» **Exercise directions**
Copy out each line of the records that contains the word "Text". Case counts.

» **Information shown**
>> begin

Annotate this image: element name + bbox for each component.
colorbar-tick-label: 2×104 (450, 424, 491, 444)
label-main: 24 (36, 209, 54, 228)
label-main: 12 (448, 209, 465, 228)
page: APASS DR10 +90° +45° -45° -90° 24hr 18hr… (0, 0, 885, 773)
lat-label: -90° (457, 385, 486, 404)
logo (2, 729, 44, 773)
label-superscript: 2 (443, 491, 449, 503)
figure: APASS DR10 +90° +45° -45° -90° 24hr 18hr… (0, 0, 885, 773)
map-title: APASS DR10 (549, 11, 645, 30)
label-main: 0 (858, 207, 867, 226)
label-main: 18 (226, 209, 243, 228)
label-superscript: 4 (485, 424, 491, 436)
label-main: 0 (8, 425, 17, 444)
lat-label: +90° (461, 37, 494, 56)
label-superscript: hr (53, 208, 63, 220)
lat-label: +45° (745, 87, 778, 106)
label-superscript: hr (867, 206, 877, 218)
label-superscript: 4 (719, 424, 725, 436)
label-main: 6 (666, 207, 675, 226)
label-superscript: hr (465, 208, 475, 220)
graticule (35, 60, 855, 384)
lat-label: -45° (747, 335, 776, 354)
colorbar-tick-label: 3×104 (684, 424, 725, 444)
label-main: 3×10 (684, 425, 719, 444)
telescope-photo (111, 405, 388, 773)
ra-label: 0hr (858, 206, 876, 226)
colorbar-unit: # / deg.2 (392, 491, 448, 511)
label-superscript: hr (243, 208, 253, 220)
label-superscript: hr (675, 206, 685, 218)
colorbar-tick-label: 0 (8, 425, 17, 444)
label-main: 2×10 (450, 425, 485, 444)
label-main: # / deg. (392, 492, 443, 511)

>> end
>> begin

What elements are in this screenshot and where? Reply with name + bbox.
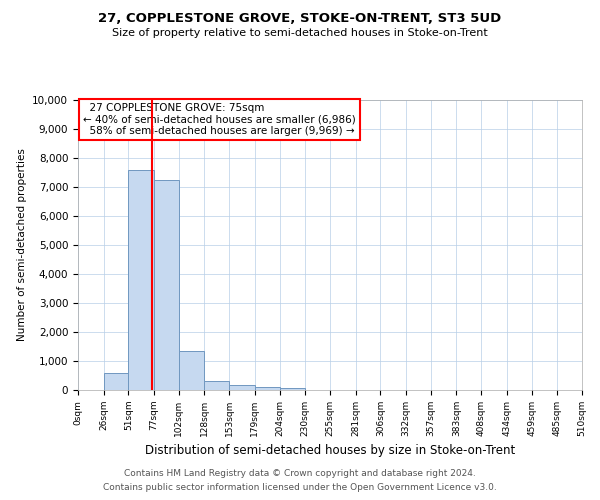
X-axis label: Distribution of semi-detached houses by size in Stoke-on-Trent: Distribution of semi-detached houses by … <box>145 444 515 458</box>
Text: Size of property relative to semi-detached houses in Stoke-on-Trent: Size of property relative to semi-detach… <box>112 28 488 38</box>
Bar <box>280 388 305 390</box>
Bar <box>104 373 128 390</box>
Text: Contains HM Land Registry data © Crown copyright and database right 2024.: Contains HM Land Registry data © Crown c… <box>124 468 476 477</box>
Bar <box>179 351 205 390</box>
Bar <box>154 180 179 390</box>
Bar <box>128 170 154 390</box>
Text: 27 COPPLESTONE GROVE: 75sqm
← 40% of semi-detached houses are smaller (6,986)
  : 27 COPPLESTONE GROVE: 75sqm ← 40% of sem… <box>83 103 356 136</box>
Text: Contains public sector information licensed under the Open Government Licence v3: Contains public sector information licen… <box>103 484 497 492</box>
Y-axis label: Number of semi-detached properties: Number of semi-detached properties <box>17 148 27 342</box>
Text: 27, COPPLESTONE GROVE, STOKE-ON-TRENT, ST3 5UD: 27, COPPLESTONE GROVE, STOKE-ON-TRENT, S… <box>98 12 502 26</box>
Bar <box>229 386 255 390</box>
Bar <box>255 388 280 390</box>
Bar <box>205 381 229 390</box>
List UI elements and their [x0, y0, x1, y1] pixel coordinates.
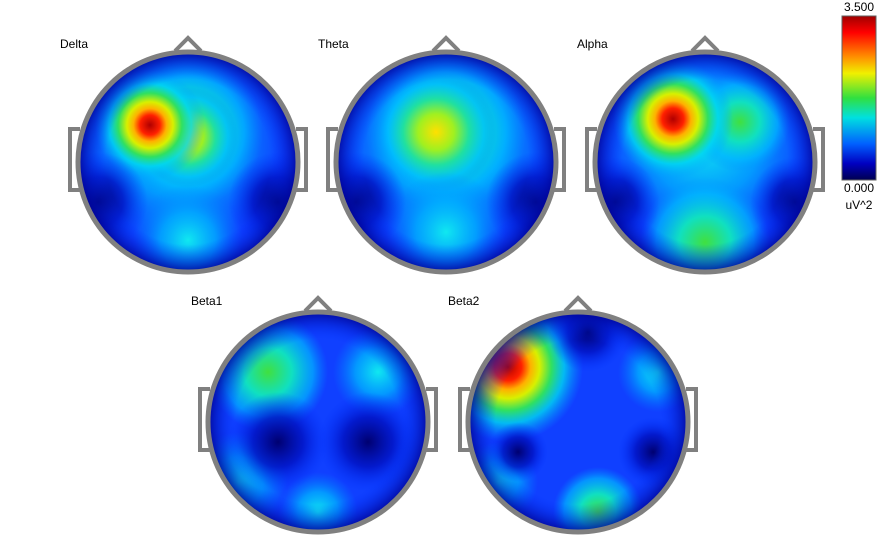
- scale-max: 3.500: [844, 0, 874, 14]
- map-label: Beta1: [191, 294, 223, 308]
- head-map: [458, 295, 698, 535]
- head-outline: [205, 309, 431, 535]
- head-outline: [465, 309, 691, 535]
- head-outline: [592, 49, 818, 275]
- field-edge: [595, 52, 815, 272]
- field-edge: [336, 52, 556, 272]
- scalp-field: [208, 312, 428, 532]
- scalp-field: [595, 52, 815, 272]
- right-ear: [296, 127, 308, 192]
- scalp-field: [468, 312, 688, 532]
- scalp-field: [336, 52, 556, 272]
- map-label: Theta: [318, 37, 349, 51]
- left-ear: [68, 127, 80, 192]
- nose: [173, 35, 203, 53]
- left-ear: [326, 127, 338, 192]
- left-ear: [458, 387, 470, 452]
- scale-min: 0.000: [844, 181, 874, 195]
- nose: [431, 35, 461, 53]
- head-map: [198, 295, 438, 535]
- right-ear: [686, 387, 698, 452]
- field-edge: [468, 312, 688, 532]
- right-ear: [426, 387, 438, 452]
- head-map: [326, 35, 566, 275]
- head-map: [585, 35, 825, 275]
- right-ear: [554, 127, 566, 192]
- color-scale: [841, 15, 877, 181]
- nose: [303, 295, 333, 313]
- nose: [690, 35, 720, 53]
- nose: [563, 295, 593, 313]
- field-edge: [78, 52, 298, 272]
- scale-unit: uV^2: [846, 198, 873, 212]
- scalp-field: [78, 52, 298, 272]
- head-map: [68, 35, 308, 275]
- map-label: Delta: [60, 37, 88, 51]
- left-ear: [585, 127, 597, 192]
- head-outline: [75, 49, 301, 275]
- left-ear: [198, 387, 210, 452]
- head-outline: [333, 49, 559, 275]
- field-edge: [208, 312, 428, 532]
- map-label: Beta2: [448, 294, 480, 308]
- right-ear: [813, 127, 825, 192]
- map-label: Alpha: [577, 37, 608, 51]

>> end

» **Exercise answer**
Text: Size of property relative to semi-detached houses in Stoke-on-Trent: Size of property relative to semi-detach… <box>112 28 488 38</box>
Text: Contains HM Land Registry data © Crown copyright and database right 2024.: Contains HM Land Registry data © Crown c… <box>124 468 476 477</box>
Text: 27 COPPLESTONE GROVE: 75sqm
Text: Contains public sector information licensed under the Open Government Licence v3: Contains public sector information licen… <box>103 484 497 492</box>
Text: 27, COPPLESTONE GROVE, STOKE-ON-TRENT, ST3 5UD: 27, COPPLESTONE GROVE, STOKE-ON-TRENT, S… <box>98 12 502 26</box>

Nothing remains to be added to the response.